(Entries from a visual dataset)
......
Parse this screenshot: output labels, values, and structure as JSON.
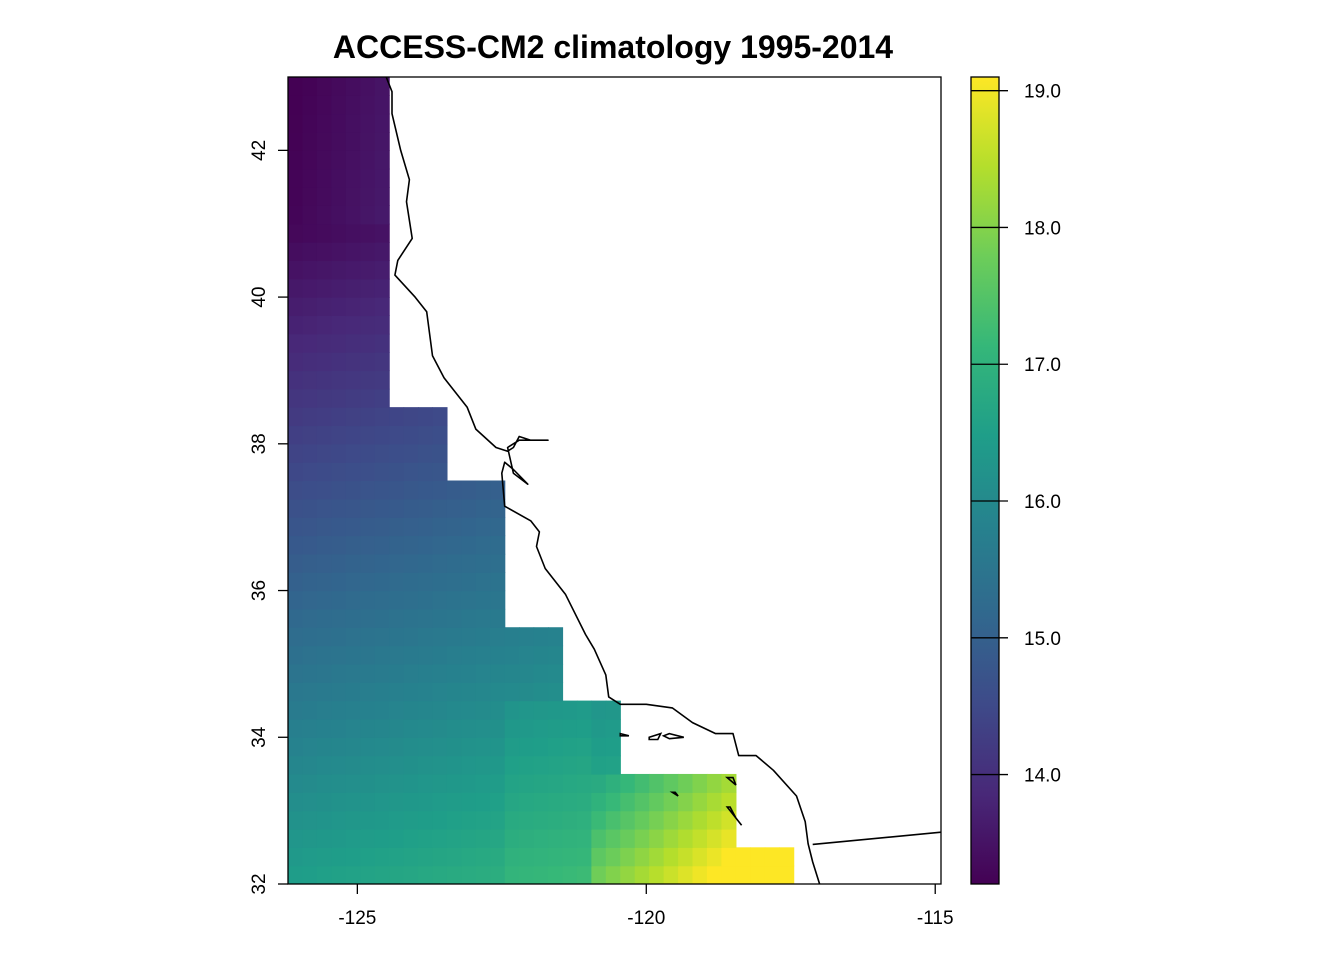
{
  "chart_data": {
    "type": "heatmap",
    "title": "ACCESS-CM2 climatology 1995-2014",
    "xlabel": "",
    "ylabel": "",
    "xlim": [
      -126.2,
      -114.9
    ],
    "ylim": [
      32,
      43
    ],
    "x_ticks": [
      -125,
      -120,
      -115
    ],
    "x_tick_labels": [
      "-125",
      "-120",
      "-115"
    ],
    "y_ticks": [
      32,
      34,
      36,
      38,
      40,
      42
    ],
    "y_tick_labels": [
      "32",
      "34",
      "36",
      "38",
      "40",
      "42"
    ],
    "colorbar": {
      "range": [
        13.2,
        19.1
      ],
      "ticks": [
        14,
        15,
        16,
        17,
        18,
        19
      ],
      "tick_labels": [
        "14.0",
        "15.0",
        "16.0",
        "17.0",
        "18.0",
        "19.0"
      ],
      "palette": [
        "#440154",
        "#482878",
        "#3E4A89",
        "#31688E",
        "#26828E",
        "#1F9E89",
        "#35B779",
        "#6DCD59",
        "#B4DE2C",
        "#FDE725"
      ]
    },
    "grid": {
      "cell_deg": 0.25,
      "x0": -126.2,
      "y0": 32,
      "nx": 40,
      "ny": 44,
      "rows": [
        {
          "ymax": 32.5,
          "xmax": -117.45
        },
        {
          "ymax": 33.5,
          "xmax": -118.45
        },
        {
          "ymax": 34.5,
          "xmax": -120.45
        },
        {
          "ymax": 35.5,
          "xmax": -121.45
        },
        {
          "ymax": 37.5,
          "xmax": -122.45
        },
        {
          "ymax": 38.5,
          "xmax": -123.45
        },
        {
          "ymax": 42.0,
          "xmax": -124.45
        },
        {
          "ymax": 43.0,
          "xmax": -124.45
        }
      ]
    },
    "coastline": [
      [
        -124.5,
        43.0
      ],
      [
        -124.4,
        42.8
      ],
      [
        -124.4,
        42.5
      ],
      [
        -124.25,
        42.0
      ],
      [
        -124.1,
        41.6
      ],
      [
        -124.15,
        41.3
      ],
      [
        -124.05,
        40.8
      ],
      [
        -124.3,
        40.5
      ],
      [
        -124.35,
        40.3
      ],
      [
        -124.0,
        40.0
      ],
      [
        -123.8,
        39.8
      ],
      [
        -123.75,
        39.5
      ],
      [
        -123.7,
        39.2
      ],
      [
        -123.5,
        38.9
      ],
      [
        -123.1,
        38.5
      ],
      [
        -122.95,
        38.2
      ],
      [
        -122.6,
        37.95
      ],
      [
        -122.4,
        37.9
      ],
      [
        -122.3,
        37.95
      ],
      [
        -122.2,
        38.1
      ],
      [
        -122.0,
        38.05
      ],
      [
        -121.7,
        38.05
      ],
      [
        -122.2,
        38.05
      ],
      [
        -122.4,
        37.95
      ],
      [
        -122.3,
        37.6
      ],
      [
        -122.05,
        37.45
      ],
      [
        -122.3,
        37.65
      ],
      [
        -122.45,
        37.75
      ],
      [
        -122.5,
        37.6
      ],
      [
        -122.45,
        37.15
      ],
      [
        -122.0,
        36.95
      ],
      [
        -121.85,
        36.8
      ],
      [
        -121.9,
        36.6
      ],
      [
        -121.75,
        36.3
      ],
      [
        -121.4,
        35.95
      ],
      [
        -121.05,
        35.4
      ],
      [
        -120.9,
        35.2
      ],
      [
        -120.7,
        34.85
      ],
      [
        -120.65,
        34.55
      ],
      [
        -120.45,
        34.45
      ],
      [
        -120.0,
        34.45
      ],
      [
        -119.55,
        34.4
      ],
      [
        -119.2,
        34.2
      ],
      [
        -118.8,
        34.05
      ],
      [
        -118.5,
        34.05
      ],
      [
        -118.4,
        33.75
      ],
      [
        -118.1,
        33.75
      ],
      [
        -117.8,
        33.55
      ],
      [
        -117.4,
        33.2
      ],
      [
        -117.25,
        32.85
      ],
      [
        -117.2,
        32.55
      ],
      [
        -117.12,
        32.3
      ],
      [
        -117.0,
        32.0
      ]
    ],
    "border": [
      [
        -117.12,
        32.54
      ],
      [
        -114.72,
        32.72
      ]
    ],
    "islands": [
      [
        [
          -120.45,
          34.05
        ],
        [
          -120.3,
          34.02
        ],
        [
          -120.45,
          34.02
        ]
      ],
      [
        [
          -119.95,
          34.0
        ],
        [
          -119.75,
          34.05
        ],
        [
          -119.8,
          33.97
        ],
        [
          -119.95,
          33.97
        ]
      ],
      [
        [
          -119.6,
          34.05
        ],
        [
          -119.35,
          34.0
        ],
        [
          -119.6,
          33.98
        ],
        [
          -119.7,
          34.02
        ]
      ],
      [
        [
          -119.55,
          33.25
        ],
        [
          -119.45,
          33.2
        ],
        [
          -119.5,
          33.25
        ]
      ],
      [
        [
          -118.6,
          33.45
        ],
        [
          -118.45,
          33.35
        ],
        [
          -118.5,
          33.45
        ]
      ],
      [
        [
          -118.6,
          33.05
        ],
        [
          -118.35,
          32.8
        ],
        [
          -118.45,
          32.9
        ],
        [
          -118.55,
          33.05
        ]
      ]
    ]
  }
}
......
> _Exercise_:
Search the records for the word "ymax", then list every line that has it.

> _Answer for the task_:
          "ymax": 32.5,
          "ymax": 33.5,
          "ymax": 34.5,
          "ymax": 35.5,
          "ymax": 37.5,
          "ymax": 38.5,
          "ymax": 42.0,
          "ymax": 43.0,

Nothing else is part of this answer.